§ **Aim of the task**:
Determine which lines of the records include the word "coli", and copy them.

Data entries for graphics
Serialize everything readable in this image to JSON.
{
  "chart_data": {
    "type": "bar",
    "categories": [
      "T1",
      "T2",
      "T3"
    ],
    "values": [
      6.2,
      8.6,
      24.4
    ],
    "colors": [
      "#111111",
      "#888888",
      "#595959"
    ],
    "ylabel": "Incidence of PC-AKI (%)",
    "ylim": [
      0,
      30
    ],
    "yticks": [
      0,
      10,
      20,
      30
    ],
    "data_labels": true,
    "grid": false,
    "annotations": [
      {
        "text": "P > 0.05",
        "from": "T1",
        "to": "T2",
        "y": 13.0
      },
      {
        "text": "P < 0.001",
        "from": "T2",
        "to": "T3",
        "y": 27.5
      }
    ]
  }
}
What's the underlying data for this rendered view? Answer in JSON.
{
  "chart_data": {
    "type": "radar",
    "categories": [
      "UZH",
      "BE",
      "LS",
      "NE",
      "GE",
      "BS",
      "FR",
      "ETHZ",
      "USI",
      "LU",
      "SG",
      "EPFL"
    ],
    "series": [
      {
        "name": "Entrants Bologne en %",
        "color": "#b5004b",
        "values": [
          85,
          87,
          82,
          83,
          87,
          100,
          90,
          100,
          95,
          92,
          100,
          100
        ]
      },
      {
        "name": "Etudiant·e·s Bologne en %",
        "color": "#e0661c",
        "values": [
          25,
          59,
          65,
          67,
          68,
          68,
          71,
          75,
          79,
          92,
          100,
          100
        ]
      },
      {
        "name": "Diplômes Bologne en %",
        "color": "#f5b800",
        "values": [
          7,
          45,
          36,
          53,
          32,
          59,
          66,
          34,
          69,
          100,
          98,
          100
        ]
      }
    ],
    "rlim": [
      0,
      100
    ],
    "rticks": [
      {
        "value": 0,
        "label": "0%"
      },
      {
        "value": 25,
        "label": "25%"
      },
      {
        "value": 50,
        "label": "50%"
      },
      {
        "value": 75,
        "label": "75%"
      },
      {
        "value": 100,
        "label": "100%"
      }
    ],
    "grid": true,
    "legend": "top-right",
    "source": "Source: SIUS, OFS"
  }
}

==

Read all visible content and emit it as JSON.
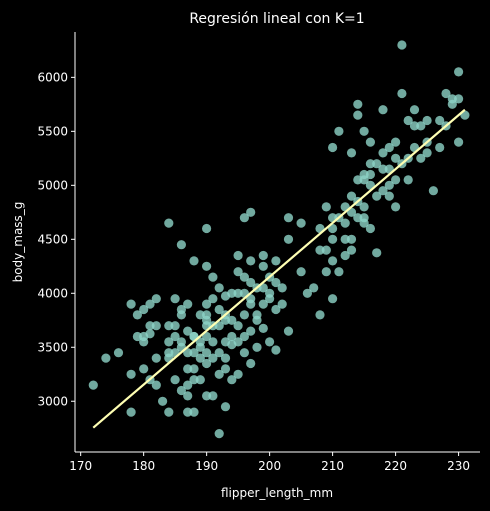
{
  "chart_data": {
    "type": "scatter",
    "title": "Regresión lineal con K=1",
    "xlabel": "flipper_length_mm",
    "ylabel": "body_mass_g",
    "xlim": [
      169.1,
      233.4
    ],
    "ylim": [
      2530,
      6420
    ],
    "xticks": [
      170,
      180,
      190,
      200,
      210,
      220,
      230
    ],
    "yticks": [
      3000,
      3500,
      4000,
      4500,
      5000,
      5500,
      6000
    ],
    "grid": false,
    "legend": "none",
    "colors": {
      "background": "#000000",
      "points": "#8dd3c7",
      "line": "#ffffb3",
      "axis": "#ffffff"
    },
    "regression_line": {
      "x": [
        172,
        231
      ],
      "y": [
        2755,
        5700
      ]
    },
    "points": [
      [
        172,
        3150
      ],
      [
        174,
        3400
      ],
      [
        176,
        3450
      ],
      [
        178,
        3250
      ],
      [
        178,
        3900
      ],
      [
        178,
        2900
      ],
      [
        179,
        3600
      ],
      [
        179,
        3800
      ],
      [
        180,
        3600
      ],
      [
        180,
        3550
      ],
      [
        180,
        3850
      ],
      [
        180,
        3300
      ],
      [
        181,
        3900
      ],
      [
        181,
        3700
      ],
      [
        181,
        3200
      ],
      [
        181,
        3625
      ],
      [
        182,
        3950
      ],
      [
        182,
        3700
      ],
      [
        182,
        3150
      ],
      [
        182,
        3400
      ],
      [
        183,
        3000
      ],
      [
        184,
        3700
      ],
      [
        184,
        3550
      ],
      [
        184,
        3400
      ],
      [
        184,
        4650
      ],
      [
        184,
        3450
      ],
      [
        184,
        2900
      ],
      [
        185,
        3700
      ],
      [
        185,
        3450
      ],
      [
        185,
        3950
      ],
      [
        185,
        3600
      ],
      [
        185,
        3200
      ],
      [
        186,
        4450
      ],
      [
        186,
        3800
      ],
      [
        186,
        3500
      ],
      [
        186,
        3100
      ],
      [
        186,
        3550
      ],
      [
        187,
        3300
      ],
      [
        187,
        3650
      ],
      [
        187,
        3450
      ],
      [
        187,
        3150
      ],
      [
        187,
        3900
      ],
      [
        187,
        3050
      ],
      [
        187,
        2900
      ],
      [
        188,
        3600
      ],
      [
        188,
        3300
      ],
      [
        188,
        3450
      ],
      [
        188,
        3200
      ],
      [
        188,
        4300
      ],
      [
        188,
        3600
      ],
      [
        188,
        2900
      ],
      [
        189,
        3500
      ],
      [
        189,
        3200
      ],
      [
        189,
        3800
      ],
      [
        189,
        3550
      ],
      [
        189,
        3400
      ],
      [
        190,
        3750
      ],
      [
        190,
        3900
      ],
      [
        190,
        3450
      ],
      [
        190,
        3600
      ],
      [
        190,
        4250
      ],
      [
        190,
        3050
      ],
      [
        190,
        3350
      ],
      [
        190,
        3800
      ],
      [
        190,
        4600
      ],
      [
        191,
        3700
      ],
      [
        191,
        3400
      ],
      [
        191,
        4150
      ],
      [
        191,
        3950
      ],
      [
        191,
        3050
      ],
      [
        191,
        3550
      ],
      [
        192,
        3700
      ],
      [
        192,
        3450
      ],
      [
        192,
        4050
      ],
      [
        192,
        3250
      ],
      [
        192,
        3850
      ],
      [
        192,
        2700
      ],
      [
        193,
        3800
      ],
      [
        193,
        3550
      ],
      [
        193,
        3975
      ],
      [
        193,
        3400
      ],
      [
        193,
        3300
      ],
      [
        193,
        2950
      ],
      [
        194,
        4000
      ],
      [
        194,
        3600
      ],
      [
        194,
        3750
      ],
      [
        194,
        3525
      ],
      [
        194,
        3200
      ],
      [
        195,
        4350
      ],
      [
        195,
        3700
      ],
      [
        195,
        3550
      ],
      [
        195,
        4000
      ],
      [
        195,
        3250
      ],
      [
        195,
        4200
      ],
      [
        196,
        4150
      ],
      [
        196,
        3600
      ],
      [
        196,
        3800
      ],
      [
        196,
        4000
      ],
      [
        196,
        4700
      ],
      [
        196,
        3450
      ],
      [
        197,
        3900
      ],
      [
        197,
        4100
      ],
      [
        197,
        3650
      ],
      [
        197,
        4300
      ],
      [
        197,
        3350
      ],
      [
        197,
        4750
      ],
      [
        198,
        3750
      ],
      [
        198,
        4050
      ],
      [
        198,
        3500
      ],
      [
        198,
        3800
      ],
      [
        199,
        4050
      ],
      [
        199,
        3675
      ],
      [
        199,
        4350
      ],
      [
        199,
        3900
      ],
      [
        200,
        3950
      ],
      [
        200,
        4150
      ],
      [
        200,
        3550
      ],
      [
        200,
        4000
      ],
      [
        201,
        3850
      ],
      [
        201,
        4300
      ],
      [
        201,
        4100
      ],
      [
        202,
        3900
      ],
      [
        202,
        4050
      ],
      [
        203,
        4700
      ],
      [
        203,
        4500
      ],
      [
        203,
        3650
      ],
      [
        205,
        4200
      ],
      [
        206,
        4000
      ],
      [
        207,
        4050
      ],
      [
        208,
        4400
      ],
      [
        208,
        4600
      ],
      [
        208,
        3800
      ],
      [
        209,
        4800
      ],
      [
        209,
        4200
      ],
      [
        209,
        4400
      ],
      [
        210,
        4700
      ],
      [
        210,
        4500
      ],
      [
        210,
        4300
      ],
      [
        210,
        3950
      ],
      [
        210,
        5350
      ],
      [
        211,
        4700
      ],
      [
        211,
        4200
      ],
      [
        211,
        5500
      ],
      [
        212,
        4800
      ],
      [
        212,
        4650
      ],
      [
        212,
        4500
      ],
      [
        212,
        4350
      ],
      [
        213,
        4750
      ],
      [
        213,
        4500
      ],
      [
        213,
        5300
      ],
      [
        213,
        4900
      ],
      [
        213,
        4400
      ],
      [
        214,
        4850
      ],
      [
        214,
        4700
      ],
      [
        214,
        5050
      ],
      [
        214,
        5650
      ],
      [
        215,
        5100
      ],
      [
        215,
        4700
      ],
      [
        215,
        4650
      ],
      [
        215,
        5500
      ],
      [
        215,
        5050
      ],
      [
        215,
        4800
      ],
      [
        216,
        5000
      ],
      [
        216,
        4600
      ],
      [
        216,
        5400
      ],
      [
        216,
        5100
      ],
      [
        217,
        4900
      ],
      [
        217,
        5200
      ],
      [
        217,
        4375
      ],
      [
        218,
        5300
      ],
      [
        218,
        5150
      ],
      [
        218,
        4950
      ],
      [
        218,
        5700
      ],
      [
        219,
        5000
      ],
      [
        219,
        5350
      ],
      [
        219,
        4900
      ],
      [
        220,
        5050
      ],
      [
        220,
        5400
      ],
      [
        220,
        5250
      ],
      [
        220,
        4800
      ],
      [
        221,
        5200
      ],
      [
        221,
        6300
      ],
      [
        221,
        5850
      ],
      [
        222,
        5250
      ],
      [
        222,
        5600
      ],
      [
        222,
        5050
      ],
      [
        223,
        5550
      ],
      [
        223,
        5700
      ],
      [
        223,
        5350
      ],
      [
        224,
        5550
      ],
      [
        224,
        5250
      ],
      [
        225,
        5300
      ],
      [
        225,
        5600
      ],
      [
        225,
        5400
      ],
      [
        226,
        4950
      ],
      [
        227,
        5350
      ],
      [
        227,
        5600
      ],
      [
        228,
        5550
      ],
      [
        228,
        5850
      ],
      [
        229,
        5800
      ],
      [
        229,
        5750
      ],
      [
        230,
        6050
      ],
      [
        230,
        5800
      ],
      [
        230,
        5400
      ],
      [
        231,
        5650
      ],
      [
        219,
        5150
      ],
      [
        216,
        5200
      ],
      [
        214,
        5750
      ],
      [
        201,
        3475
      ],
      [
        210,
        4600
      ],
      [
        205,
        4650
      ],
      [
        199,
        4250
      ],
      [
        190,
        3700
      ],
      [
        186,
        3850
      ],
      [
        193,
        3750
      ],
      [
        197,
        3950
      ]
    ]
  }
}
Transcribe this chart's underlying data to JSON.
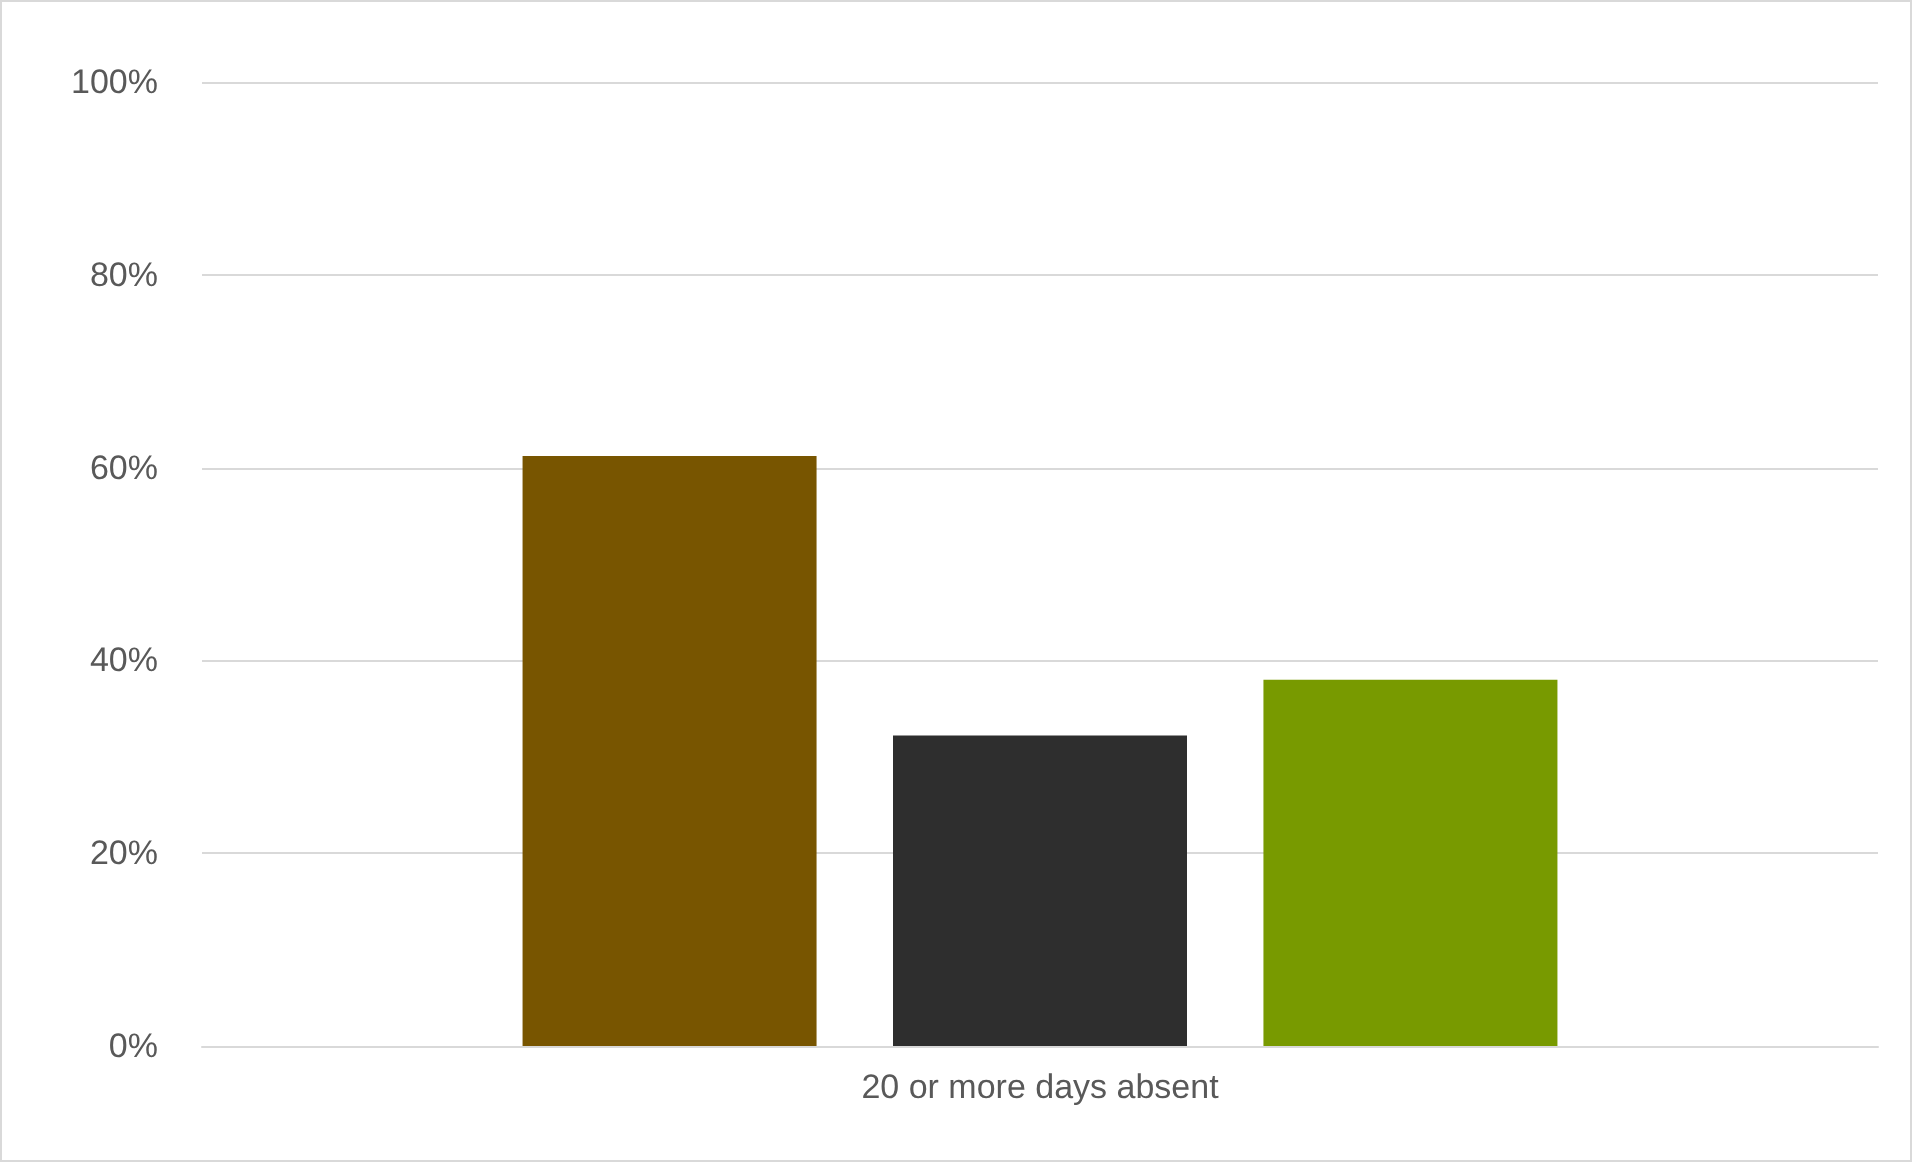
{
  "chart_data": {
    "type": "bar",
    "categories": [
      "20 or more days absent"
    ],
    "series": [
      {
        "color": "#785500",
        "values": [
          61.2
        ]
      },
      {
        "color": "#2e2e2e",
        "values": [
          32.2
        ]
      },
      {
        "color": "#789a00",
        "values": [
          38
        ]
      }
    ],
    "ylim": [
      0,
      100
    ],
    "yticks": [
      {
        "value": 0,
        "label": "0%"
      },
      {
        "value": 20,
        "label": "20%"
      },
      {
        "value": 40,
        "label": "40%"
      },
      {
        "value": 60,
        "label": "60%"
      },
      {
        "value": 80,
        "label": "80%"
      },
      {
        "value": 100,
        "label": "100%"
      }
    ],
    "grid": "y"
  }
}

* * *

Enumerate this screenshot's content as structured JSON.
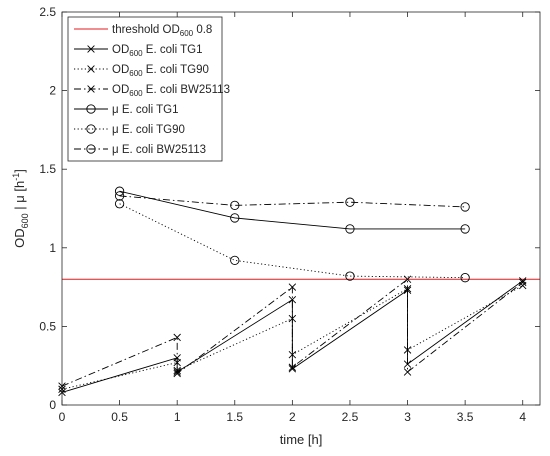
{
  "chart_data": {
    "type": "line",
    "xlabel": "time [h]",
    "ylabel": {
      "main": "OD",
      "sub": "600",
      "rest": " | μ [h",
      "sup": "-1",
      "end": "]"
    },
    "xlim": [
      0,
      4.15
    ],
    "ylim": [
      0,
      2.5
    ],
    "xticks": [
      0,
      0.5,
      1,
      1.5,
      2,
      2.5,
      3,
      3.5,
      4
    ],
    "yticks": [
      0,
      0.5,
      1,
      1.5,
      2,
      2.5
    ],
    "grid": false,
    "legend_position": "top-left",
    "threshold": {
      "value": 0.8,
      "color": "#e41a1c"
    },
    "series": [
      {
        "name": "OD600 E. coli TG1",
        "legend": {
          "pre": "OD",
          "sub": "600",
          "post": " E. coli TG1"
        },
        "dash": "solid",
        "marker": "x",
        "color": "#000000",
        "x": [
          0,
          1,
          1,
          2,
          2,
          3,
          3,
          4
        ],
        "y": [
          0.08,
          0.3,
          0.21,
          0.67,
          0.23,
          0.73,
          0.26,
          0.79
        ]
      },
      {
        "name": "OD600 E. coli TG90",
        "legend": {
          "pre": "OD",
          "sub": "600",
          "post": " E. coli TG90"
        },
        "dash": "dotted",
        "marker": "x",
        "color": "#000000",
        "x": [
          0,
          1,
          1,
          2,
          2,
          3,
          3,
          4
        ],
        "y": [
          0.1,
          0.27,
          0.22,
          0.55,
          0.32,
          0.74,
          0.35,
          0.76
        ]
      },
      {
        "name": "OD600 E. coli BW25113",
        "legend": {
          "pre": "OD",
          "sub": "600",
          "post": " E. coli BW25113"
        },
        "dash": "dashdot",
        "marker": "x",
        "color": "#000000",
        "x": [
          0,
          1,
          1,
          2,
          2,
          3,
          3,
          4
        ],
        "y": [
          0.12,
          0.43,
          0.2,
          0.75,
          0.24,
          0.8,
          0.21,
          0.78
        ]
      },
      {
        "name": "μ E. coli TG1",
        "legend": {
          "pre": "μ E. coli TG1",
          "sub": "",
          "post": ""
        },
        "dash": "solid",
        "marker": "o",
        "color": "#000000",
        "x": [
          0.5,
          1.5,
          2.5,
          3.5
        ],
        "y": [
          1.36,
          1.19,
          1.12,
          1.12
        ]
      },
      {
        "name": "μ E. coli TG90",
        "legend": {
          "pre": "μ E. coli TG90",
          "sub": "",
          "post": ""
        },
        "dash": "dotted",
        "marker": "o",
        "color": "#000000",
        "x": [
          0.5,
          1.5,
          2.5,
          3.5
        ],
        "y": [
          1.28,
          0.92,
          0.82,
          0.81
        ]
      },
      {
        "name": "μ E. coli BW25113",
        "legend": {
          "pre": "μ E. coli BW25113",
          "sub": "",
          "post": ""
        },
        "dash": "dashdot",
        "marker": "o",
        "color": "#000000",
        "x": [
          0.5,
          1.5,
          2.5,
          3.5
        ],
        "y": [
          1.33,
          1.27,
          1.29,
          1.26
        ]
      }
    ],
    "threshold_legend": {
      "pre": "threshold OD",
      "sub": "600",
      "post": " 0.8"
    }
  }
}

§ **Solution to this task**:
        "name": "OD600 E. coli TG1",
          "post": " E. coli TG1"
        "name": "OD600 E. coli TG90",
          "post": " E. coli TG90"
        "name": "OD600 E. coli BW25113",
          "post": " E. coli BW25113"
        "name": "μ E. coli TG1",
          "pre": "μ E. coli TG1",
        "name": "μ E. coli TG90",
          "pre": "μ E. coli TG90",
        "name": "μ E. coli BW25113",
          "pre": "μ E. coli BW25113",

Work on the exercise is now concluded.